### ITEMS
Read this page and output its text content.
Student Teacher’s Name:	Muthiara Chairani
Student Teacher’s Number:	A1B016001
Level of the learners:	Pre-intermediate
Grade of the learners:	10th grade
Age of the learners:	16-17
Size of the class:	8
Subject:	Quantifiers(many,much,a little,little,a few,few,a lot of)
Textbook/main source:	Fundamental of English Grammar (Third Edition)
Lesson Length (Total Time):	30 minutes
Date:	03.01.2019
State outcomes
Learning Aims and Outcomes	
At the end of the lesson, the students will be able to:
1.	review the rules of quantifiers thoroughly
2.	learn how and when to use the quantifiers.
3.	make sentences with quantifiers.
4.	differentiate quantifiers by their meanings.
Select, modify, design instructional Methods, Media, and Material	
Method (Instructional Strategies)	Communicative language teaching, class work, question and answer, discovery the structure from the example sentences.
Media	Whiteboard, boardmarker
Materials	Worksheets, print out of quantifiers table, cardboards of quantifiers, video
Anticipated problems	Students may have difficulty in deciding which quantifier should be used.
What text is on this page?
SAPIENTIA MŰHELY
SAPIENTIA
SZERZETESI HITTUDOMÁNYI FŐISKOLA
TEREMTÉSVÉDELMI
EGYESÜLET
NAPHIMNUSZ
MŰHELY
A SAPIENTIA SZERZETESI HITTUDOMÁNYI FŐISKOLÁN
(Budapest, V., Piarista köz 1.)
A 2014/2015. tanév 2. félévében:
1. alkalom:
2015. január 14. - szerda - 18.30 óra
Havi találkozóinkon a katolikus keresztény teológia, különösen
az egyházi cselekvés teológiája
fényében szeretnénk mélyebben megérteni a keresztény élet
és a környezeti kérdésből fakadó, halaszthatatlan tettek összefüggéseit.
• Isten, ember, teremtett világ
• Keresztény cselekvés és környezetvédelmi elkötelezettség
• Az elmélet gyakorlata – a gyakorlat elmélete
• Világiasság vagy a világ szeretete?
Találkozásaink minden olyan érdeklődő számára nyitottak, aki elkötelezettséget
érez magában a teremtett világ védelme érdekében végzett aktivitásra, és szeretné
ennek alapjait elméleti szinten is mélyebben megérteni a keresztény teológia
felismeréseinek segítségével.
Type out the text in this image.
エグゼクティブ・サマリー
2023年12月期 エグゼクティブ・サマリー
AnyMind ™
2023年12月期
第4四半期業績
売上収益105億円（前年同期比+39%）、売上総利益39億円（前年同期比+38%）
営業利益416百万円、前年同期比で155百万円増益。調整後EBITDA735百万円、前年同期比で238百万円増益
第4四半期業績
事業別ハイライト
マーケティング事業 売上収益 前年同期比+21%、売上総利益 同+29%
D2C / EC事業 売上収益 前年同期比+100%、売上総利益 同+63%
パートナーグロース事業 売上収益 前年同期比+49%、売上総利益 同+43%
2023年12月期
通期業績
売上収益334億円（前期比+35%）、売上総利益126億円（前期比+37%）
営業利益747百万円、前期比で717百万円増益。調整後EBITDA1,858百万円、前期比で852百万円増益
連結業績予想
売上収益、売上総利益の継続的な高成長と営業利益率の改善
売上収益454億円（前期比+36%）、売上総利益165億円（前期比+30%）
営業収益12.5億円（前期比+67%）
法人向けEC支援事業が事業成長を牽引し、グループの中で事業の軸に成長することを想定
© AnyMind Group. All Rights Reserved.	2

### PROBLEM STATEMENT
All entries must be repeated verbatim.

### WRITTEN SOLUTION
Read this page and output its text content.
Student Teacher’s Name:	Muthiara Chairani
Student Teacher’s Number:	A1B016001
Level of the learners:	Pre-intermediate
Grade of the learners:	10th grade
Age of the learners:	16-17
Size of the class:	8
Subject:	Quantifiers(many,much,a little,little,a few,few,a lot of)
Textbook/main source:	Fundamental of English Grammar (Third Edition)
Lesson Length (Total Time):	30 minutes
Date:	03.01.2019
State outcomes
Learning Aims and Outcomes	
At the end of the lesson, the students will be able to:
1.	review the rules of quantifiers thoroughly
2.	learn how and when to use the quantifiers.
3.	make sentences with quantifiers.
4.	differentiate quantifiers by their meanings.
Select, modify, design instructional Methods, Media, and Material	
Method (Instructional Strategies)	Communicative language teaching, class work, question and answer, discovery the structure from the example sentences.
Media	Whiteboard, boardmarker
Materials	Worksheets, print out of quantifiers table, cardboards of quantifiers, video
Anticipated problems	Students may have difficulty in deciding which quantifier should be used.
What text is on this page?
SAPIENTIA MŰHELY
SAPIENTIA
SZERZETESI HITTUDOMÁNYI FŐISKOLA
TEREMTÉSVÉDELMI
EGYESÜLET
NAPHIMNUSZ
MŰHELY
A SAPIENTIA SZERZETESI HITTUDOMÁNYI FŐISKOLÁN
(Budapest, V., Piarista köz 1.)
A 2014/2015. tanév 2. félévében:
1. alkalom:
2015. január 14. - szerda - 18.30 óra
Havi találkozóinkon a katolikus keresztény teológia, különösen
az egyházi cselekvés teológiája
fényében szeretnénk mélyebben megérteni a keresztény élet
és a környezeti kérdésből fakadó, halaszthatatlan tettek összefüggéseit.
• Isten, ember, teremtett világ
• Keresztény cselekvés és környezetvédelmi elkötelezettség
• Az elmélet gyakorlata – a gyakorlat elmélete
• Világiasság vagy a világ szeretete?
Találkozásaink minden olyan érdeklődő számára nyitottak, aki elkötelezettséget
érez magában a teremtett világ védelme érdekében végzett aktivitásra, és szeretné
ennek alapjait elméleti szinten is mélyebben megérteni a keresztény teológia
felismeréseinek segítségével.
Type out the text in this image.
エグゼクティブ・サマリー
2023年12月期 エグゼクティブ・サマリー
AnyMind ™
2023年12月期
第4四半期業績
売上収益105億円（前年同期比+39%）、売上総利益39億円（前年同期比+38%）
営業利益416百万円、前年同期比で155百万円増益。調整後EBITDA735百万円、前年同期比で238百万円増益
第4四半期業績
事業別ハイライト
マーケティング事業 売上収益 前年同期比+21%、売上総利益 同+29%
D2C / EC事業 売上収益 前年同期比+100%、売上総利益 同+63%
パートナーグロース事業 売上収益 前年同期比+49%、売上総利益 同+43%
2023年12月期
通期業績
売上収益334億円（前期比+35%）、売上総利益126億円（前期比+37%）
営業利益747百万円、前期比で717百万円増益。調整後EBITDA1,858百万円、前期比で852百万円増益
連結業績予想
売上収益、売上総利益の継続的な高成長と営業利益率の改善
売上収益454億円（前期比+36%）、売上総利益165億円（前期比+30%）
営業収益12.5億円（前期比+67%）
法人向けEC支援事業が事業成長を牽引し、グループの中で事業の軸に成長することを想定
© AnyMind Group. All Rights Reserved.	2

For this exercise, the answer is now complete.